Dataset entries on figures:
------

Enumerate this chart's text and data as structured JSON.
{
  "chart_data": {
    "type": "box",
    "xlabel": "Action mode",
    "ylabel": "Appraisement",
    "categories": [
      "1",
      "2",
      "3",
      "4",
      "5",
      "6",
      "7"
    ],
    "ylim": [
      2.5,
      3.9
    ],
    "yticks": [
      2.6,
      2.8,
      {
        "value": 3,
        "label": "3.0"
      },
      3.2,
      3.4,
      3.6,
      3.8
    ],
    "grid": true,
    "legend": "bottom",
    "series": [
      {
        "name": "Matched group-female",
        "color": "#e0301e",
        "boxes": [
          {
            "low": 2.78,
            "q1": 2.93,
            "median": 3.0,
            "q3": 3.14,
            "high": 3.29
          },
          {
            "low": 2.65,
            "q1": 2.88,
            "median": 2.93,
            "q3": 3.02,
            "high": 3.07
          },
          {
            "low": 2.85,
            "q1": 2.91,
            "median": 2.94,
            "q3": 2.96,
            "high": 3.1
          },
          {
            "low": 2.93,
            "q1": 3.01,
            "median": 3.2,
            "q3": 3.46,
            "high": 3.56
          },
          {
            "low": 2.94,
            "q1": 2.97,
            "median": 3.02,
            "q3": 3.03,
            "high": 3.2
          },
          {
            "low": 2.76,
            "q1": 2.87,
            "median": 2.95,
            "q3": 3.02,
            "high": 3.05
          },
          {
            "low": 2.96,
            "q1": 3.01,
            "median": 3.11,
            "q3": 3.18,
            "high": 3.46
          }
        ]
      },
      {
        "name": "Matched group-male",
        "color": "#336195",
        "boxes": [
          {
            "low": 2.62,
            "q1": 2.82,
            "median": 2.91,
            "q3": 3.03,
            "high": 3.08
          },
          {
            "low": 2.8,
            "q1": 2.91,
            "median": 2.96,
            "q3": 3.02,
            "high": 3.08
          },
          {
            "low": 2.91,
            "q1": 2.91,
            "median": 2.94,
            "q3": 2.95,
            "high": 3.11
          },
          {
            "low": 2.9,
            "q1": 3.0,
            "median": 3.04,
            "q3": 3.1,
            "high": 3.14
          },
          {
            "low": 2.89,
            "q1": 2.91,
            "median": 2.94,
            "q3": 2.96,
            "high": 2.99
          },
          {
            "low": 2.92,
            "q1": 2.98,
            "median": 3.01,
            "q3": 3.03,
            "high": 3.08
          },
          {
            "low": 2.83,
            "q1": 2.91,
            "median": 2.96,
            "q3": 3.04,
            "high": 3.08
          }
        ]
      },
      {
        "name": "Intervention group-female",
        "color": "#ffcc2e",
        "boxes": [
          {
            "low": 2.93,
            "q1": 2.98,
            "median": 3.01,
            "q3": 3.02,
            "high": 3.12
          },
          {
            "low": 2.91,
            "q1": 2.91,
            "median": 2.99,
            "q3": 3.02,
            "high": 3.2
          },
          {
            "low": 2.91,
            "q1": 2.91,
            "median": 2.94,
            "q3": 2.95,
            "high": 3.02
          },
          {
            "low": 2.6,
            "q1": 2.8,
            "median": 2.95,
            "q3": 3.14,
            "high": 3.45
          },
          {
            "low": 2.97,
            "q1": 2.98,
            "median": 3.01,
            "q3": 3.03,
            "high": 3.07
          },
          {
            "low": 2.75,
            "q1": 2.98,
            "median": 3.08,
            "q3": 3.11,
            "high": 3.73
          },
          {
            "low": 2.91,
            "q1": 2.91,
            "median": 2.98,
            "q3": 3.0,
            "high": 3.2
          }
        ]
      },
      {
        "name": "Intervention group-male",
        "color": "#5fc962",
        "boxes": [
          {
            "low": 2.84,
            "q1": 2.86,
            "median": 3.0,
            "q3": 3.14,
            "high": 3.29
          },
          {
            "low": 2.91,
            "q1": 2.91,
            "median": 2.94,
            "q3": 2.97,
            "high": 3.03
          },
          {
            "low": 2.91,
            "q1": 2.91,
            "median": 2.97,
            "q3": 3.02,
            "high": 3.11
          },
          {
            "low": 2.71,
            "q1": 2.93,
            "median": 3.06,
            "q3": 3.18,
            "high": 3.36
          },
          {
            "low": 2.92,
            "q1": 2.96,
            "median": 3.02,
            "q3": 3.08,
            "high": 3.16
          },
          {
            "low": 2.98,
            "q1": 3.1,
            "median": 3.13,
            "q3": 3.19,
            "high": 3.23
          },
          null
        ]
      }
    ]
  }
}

------

## What you should do
Copy out each line of the data where the string "group" appears.

## Task answer
        "name": "Matched group-female",
        "name": "Matched group-male",
        "name": "Intervention group-female",
        "name": "Intervention group-male",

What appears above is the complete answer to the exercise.